» Information supplied

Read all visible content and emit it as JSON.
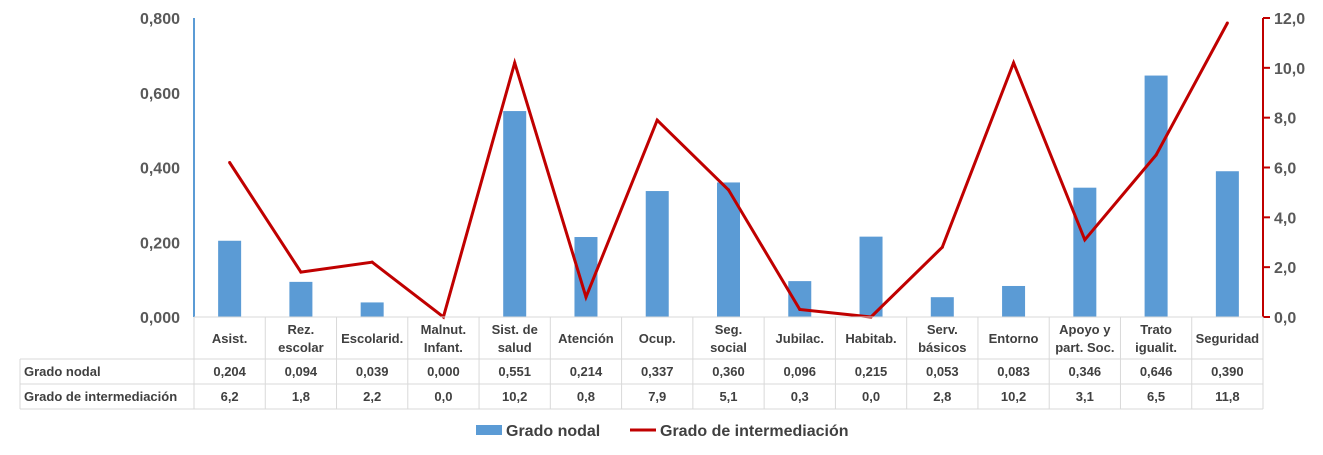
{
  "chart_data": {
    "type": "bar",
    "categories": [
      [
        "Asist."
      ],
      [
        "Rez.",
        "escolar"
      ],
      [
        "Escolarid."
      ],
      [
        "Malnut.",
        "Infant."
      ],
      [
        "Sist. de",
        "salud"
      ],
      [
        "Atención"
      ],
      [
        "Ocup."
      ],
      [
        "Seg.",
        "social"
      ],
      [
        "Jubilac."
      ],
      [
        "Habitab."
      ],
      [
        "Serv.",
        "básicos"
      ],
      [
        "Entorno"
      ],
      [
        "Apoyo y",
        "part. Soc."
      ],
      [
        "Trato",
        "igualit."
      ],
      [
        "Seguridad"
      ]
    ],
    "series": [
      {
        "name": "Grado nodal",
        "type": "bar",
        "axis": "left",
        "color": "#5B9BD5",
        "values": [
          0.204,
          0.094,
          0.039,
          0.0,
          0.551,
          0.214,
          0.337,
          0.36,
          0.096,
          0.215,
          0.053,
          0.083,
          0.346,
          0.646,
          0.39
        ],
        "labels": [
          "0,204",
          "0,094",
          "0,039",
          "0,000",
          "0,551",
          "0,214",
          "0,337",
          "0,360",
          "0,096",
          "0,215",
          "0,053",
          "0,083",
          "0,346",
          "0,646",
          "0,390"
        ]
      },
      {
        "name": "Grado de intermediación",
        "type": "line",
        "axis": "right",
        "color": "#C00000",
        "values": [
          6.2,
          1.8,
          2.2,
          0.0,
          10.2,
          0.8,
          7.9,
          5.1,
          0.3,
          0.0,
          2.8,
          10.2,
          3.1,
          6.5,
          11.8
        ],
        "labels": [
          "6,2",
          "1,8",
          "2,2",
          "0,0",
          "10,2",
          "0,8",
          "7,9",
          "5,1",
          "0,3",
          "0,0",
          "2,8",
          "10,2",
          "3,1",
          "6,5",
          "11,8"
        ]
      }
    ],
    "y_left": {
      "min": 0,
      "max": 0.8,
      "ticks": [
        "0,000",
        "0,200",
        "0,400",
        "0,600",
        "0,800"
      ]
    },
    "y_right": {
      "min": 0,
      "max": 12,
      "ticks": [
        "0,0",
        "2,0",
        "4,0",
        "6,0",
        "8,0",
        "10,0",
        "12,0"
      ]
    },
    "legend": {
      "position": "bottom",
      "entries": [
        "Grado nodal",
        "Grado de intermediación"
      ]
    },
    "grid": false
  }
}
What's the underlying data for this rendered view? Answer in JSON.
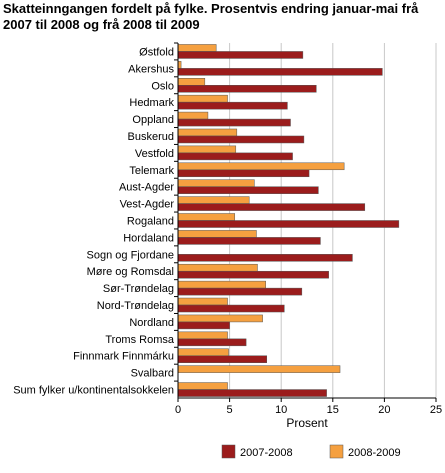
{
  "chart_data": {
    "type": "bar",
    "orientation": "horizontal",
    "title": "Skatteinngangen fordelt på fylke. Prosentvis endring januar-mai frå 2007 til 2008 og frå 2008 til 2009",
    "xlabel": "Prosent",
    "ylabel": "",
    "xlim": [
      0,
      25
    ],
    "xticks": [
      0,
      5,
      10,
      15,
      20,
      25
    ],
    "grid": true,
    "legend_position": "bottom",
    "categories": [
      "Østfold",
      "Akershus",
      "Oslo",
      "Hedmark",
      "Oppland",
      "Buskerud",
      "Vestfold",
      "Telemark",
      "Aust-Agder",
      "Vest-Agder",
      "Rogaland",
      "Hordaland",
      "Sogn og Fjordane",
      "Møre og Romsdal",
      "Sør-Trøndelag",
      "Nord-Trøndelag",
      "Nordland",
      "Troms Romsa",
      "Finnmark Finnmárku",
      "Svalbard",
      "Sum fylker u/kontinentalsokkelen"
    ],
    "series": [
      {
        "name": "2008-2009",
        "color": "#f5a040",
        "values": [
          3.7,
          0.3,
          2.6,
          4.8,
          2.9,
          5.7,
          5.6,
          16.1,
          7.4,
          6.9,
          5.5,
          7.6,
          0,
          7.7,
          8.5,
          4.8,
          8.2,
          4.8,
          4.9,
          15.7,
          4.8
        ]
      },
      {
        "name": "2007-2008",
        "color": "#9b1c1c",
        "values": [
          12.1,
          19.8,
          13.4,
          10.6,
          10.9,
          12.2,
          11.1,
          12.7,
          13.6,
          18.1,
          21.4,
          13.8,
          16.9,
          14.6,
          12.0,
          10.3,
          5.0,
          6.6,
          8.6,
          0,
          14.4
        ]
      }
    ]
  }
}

...

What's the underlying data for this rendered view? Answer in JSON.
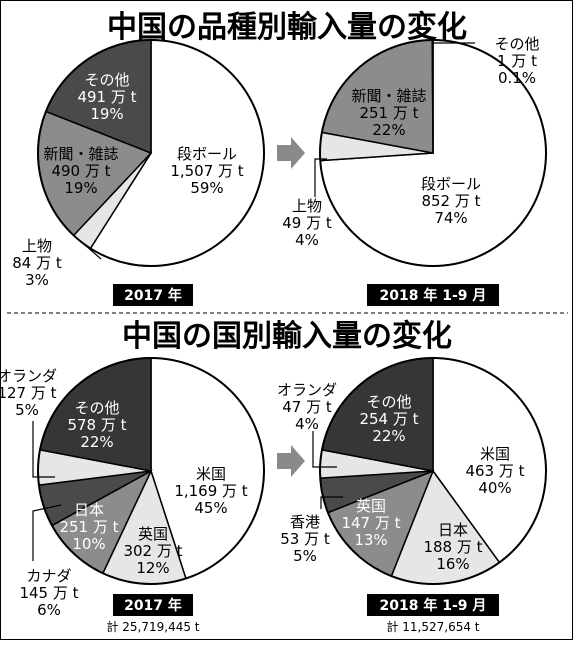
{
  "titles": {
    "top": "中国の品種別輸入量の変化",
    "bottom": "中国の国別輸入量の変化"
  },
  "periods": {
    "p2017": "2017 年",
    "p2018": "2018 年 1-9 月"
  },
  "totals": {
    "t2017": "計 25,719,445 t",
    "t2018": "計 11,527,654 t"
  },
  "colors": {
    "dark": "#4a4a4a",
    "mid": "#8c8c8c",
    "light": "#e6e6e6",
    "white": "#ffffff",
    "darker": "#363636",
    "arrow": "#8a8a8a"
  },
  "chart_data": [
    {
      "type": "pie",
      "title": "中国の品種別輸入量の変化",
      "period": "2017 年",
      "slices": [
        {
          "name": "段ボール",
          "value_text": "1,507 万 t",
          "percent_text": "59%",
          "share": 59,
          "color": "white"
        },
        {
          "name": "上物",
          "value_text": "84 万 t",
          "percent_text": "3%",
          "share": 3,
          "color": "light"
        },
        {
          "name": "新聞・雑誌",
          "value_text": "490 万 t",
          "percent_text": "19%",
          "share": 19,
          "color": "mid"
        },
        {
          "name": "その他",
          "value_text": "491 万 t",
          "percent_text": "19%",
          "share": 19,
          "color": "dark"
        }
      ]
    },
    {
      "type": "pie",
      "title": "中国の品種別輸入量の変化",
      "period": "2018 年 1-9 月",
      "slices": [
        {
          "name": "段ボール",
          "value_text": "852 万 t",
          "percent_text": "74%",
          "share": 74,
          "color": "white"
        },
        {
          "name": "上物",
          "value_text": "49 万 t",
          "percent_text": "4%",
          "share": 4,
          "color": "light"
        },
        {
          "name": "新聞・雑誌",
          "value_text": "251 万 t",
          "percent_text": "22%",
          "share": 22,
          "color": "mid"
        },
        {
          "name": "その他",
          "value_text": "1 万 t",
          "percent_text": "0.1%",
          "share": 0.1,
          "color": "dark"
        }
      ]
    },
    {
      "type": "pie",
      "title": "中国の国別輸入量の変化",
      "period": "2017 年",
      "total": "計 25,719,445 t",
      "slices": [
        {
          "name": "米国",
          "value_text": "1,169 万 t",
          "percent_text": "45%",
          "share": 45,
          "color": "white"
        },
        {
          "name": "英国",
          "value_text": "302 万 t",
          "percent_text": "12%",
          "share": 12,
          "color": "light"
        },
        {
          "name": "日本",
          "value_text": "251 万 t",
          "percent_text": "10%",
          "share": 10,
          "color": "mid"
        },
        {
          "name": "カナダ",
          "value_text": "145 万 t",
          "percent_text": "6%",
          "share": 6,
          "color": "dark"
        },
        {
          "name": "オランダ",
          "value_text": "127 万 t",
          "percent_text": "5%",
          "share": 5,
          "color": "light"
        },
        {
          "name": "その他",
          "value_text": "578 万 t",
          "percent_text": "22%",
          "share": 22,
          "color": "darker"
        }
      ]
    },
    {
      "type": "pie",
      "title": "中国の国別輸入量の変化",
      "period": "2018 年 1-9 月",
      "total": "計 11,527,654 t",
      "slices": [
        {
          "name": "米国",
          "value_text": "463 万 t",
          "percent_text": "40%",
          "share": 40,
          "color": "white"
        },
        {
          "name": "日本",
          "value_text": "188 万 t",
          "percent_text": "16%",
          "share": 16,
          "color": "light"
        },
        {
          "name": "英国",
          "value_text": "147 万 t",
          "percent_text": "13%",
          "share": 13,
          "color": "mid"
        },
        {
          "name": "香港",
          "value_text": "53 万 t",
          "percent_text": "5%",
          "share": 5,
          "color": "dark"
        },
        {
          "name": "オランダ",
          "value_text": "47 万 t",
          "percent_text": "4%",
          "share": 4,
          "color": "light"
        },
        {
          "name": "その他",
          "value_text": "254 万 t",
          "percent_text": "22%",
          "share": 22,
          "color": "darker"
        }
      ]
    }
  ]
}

* * *

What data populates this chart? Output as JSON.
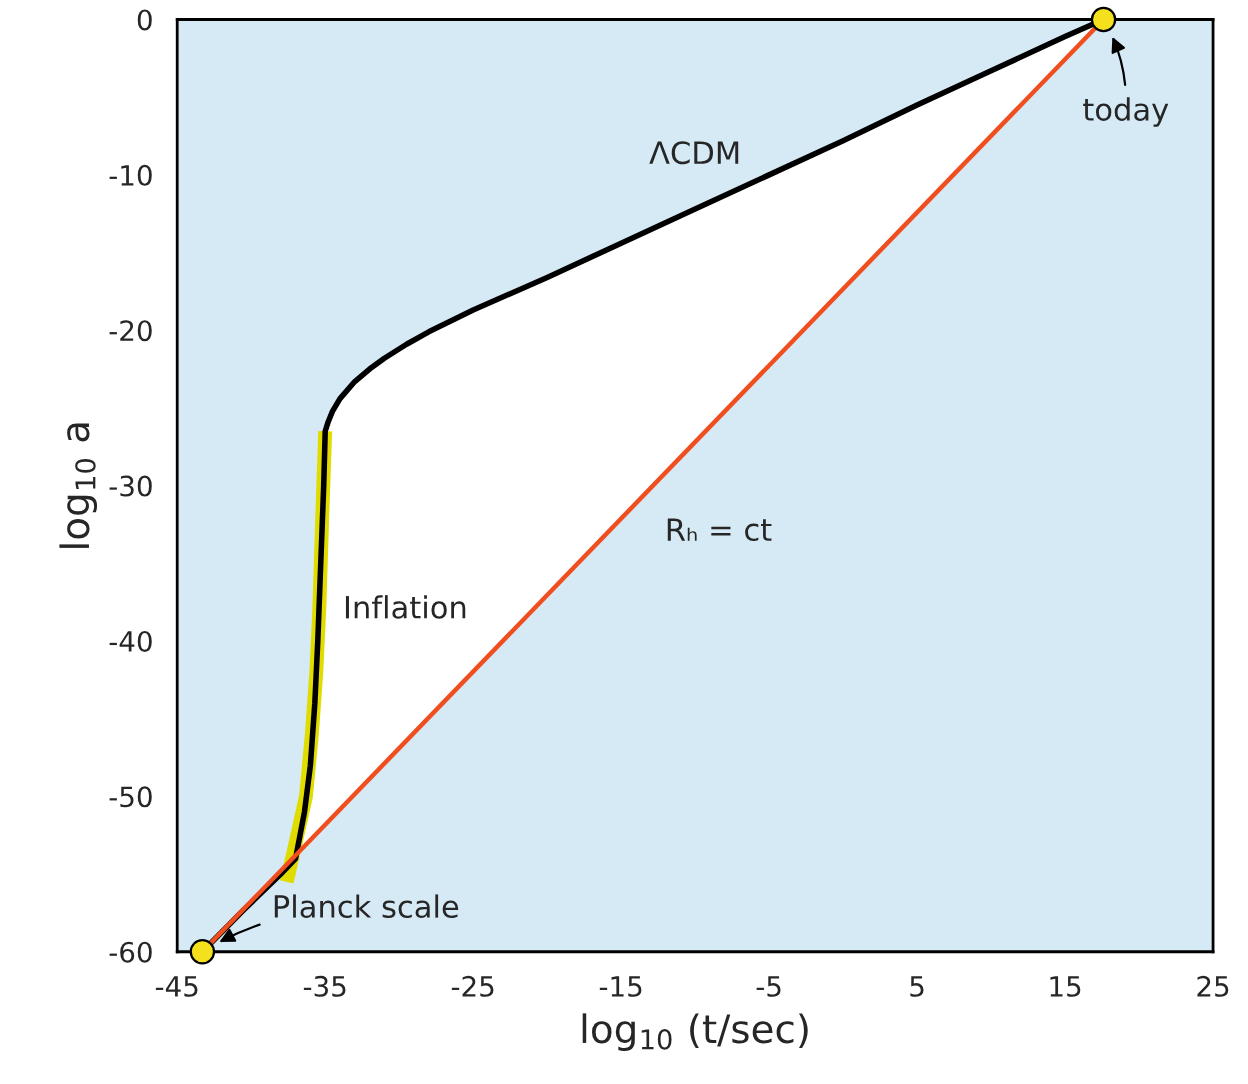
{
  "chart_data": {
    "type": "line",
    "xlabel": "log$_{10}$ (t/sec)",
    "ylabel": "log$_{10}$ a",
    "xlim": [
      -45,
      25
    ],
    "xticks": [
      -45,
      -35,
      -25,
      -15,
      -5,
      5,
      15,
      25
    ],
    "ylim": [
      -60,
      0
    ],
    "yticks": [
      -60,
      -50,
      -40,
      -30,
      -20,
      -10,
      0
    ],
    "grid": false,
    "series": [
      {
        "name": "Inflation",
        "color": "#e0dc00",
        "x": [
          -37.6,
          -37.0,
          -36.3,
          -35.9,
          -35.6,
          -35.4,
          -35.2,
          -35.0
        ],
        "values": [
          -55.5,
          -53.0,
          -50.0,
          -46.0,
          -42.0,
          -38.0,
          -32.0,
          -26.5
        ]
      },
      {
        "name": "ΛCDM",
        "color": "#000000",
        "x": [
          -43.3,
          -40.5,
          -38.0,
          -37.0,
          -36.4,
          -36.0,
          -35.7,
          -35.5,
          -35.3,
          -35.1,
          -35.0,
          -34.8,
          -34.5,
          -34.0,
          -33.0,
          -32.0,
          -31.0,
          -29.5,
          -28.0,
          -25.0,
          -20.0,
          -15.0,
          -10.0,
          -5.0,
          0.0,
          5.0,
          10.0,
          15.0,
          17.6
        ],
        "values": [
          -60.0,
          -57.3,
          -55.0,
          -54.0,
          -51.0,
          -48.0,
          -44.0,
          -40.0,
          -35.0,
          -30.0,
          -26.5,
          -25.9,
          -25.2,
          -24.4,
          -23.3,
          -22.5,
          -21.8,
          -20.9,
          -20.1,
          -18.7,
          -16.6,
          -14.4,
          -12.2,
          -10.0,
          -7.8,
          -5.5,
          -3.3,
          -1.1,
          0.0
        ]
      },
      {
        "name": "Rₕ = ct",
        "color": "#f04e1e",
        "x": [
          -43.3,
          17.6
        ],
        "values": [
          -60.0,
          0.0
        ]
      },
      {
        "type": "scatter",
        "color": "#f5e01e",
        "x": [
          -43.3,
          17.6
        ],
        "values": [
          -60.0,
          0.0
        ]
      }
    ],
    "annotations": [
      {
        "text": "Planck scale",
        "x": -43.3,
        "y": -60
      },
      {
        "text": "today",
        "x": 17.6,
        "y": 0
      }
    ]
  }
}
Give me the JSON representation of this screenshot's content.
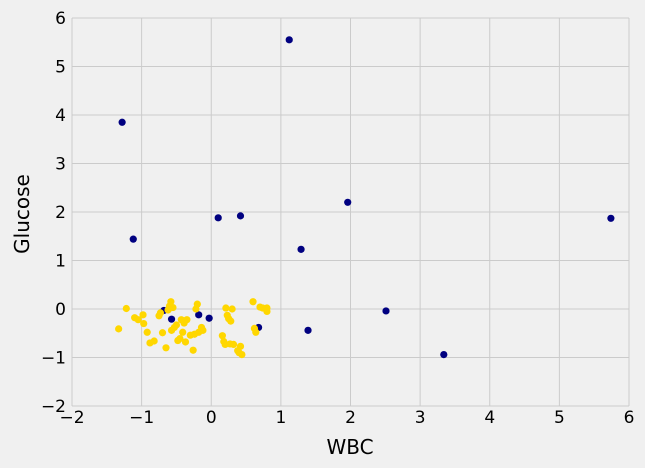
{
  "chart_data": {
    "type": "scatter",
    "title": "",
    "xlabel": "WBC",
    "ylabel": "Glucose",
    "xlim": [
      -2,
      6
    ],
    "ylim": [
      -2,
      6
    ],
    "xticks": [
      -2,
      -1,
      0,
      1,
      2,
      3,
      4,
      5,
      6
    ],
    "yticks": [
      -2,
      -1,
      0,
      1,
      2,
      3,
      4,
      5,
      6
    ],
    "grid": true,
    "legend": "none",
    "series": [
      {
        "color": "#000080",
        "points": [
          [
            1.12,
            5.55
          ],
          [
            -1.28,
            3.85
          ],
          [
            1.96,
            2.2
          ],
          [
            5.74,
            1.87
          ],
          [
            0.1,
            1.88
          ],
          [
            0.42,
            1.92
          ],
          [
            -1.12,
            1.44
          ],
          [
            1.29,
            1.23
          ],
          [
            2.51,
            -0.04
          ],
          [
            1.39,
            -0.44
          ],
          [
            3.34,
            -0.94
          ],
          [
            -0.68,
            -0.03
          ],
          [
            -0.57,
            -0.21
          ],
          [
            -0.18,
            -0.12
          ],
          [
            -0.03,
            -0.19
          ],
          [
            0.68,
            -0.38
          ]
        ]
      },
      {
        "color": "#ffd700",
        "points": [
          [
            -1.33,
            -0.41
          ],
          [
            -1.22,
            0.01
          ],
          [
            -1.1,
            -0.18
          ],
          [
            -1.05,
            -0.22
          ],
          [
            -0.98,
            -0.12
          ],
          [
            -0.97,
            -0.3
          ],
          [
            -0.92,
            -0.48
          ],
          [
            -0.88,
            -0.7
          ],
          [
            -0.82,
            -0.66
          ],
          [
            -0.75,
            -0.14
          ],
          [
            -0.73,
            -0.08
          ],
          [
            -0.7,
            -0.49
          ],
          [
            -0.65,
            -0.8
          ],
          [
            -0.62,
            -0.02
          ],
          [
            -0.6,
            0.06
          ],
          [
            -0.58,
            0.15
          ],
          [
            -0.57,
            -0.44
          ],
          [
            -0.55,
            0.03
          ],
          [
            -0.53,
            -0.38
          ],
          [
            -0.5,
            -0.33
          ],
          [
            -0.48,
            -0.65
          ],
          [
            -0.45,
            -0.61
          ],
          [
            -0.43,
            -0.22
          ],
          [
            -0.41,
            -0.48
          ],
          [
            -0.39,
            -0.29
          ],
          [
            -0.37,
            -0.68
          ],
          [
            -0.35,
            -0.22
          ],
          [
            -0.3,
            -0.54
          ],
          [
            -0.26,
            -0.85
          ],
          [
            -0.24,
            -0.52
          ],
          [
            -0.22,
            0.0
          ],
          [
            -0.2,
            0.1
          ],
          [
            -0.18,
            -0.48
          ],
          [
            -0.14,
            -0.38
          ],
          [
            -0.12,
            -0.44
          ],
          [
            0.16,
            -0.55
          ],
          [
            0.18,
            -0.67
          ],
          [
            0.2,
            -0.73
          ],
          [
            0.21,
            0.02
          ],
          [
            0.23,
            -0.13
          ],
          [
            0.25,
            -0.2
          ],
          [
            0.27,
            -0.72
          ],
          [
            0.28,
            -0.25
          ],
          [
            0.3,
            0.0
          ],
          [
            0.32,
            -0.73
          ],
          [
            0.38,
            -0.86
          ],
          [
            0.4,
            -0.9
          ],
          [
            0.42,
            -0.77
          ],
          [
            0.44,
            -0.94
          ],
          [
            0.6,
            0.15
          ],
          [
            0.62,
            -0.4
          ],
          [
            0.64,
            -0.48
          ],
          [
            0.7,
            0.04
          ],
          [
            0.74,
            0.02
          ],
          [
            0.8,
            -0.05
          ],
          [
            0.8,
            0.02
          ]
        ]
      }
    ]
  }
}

» Given request
Show each line of the listing that holds the string "bottom".

» Reply to the exercise
      "position": "bottom",
    "legend_position": "bottom",
    "bottom": "中国の国別輸入量の変化"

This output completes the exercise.